> TASK REQUIREMENTS: Set down the records once more, please, exactly and with the pictures left out.

> SUPPLIED MATERIAL:
•••
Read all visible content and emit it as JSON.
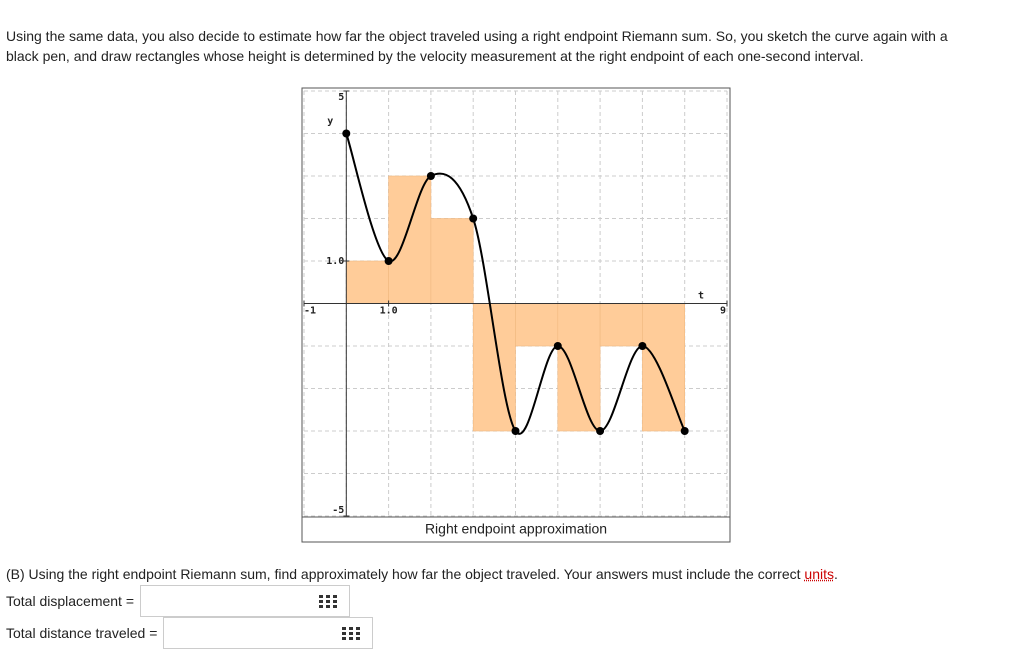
{
  "intro": [
    "Using the same data, you also decide to estimate how far the object traveled using a right endpoint Riemann sum. So, you sketch the curve again with a",
    "black pen, and draw rectangles whose height is determined by the velocity measurement at the right endpoint of each one-second interval."
  ],
  "chart_data": {
    "type": "line",
    "xlabel": "t",
    "ylabel": "y",
    "caption": "Right endpoint approximation",
    "x": [
      0,
      1,
      2,
      3,
      4,
      5,
      6,
      7,
      8
    ],
    "series": [
      {
        "color": "#000000",
        "values": [
          4,
          1,
          3,
          2,
          -3,
          -1,
          -3,
          -1,
          -3
        ]
      }
    ],
    "rect_color": "#ffcc99",
    "xlim": [
      -1,
      9
    ],
    "ylim": [
      -5,
      5
    ],
    "xticks": [
      -1,
      {
        "value": 1,
        "label": "1.0"
      },
      9
    ],
    "yticks": [
      5,
      {
        "value": 1,
        "label": "1.0"
      },
      -5
    ],
    "xgrid": [
      -1,
      0,
      1,
      2,
      3,
      4,
      5,
      6,
      7,
      8,
      9
    ],
    "ygrid": [
      -5,
      -4,
      -3,
      -2,
      -1,
      0,
      1,
      2,
      3,
      4,
      5
    ],
    "grid": true
  },
  "question": {
    "text": "(B) Using the right endpoint Riemann sum, find approximately how far the object traveled. Your answers must include the correct ",
    "link": "units",
    "end": "."
  },
  "fields": [
    {
      "label": "Total displacement ="
    },
    {
      "label": "Total distance traveled ="
    }
  ]
}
•••
> EXERCISE RESPONSE:
Read all visible content and emit it as JSON.
{
  "intro": [
    "Using the same data, you also decide to estimate how far the object traveled using a right endpoint Riemann sum. So, you sketch the curve again with a",
    "black pen, and draw rectangles whose height is determined by the velocity measurement at the right endpoint of each one-second interval."
  ],
  "chart_data": {
    "type": "line",
    "xlabel": "t",
    "ylabel": "y",
    "caption": "Right endpoint approximation",
    "x": [
      0,
      1,
      2,
      3,
      4,
      5,
      6,
      7,
      8
    ],
    "series": [
      {
        "color": "#000000",
        "values": [
          4,
          1,
          3,
          2,
          -3,
          -1,
          -3,
          -1,
          -3
        ]
      }
    ],
    "rect_color": "#ffcc99",
    "xlim": [
      -1,
      9
    ],
    "ylim": [
      -5,
      5
    ],
    "xticks": [
      -1,
      {
        "value": 1,
        "label": "1.0"
      },
      9
    ],
    "yticks": [
      5,
      {
        "value": 1,
        "label": "1.0"
      },
      -5
    ],
    "xgrid": [
      -1,
      0,
      1,
      2,
      3,
      4,
      5,
      6,
      7,
      8,
      9
    ],
    "ygrid": [
      -5,
      -4,
      -3,
      -2,
      -1,
      0,
      1,
      2,
      3,
      4,
      5
    ],
    "grid": true
  },
  "question": {
    "text": "(B) Using the right endpoint Riemann sum, find approximately how far the object traveled. Your answers must include the correct ",
    "link": "units",
    "end": "."
  },
  "fields": [
    {
      "label": "Total displacement ="
    },
    {
      "label": "Total distance traveled ="
    }
  ]
}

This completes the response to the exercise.